___ Data provided ___

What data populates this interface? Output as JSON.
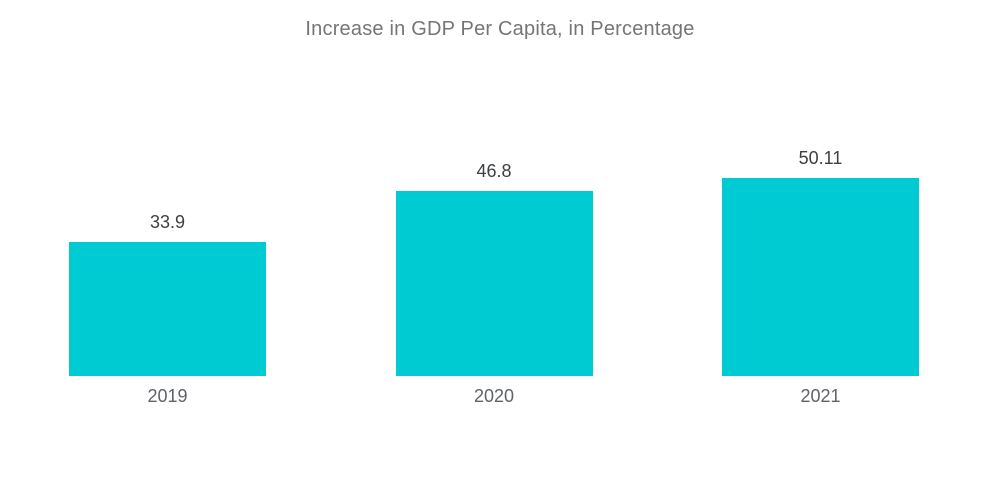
{
  "chart_data": {
    "type": "bar",
    "title": "Increase in GDP Per Capita, in Percentage",
    "categories": [
      "2019",
      "2020",
      "2021"
    ],
    "values": [
      33.9,
      46.8,
      50.11
    ],
    "value_labels": [
      "33.9",
      "46.8",
      "50.11"
    ],
    "xlabel": "",
    "ylabel": "",
    "ylim": [
      0,
      50.11
    ],
    "grid": false,
    "legend": false,
    "bar_color": "#00CBD2",
    "title_color": "#757575",
    "value_label_color": "#3d4043",
    "category_label_color": "#5f6368",
    "background_color": "#ffffff"
  }
}
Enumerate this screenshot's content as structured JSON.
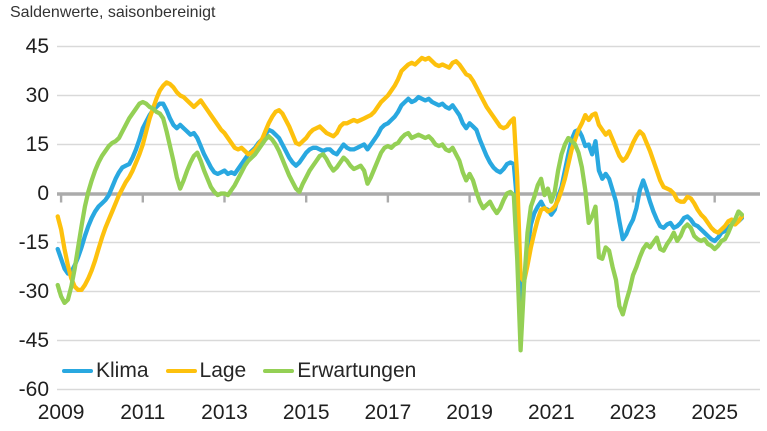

___

◆ Direction
Write out each line again precisely as it appears, skipping every picture.

◆ Final answer
What data populates this interface? Output as JSON.
{
  "chart_data": {
    "type": "bar",
    "title": "Increase in GDP Per Capita, in Percentage",
    "categories": [
      "2019",
      "2020",
      "2021"
    ],
    "values": [
      33.9,
      46.8,
      50.11
    ],
    "value_labels": [
      "33.9",
      "46.8",
      "50.11"
    ],
    "xlabel": "",
    "ylabel": "",
    "ylim": [
      0,
      50.11
    ],
    "grid": false,
    "legend": false,
    "bar_color": "#00CBD2",
    "title_color": "#757575",
    "value_label_color": "#3d4043",
    "category_label_color": "#5f6368",
    "background_color": "#ffffff"
  }
}
Enumerate this screenshot's content as structured JSON.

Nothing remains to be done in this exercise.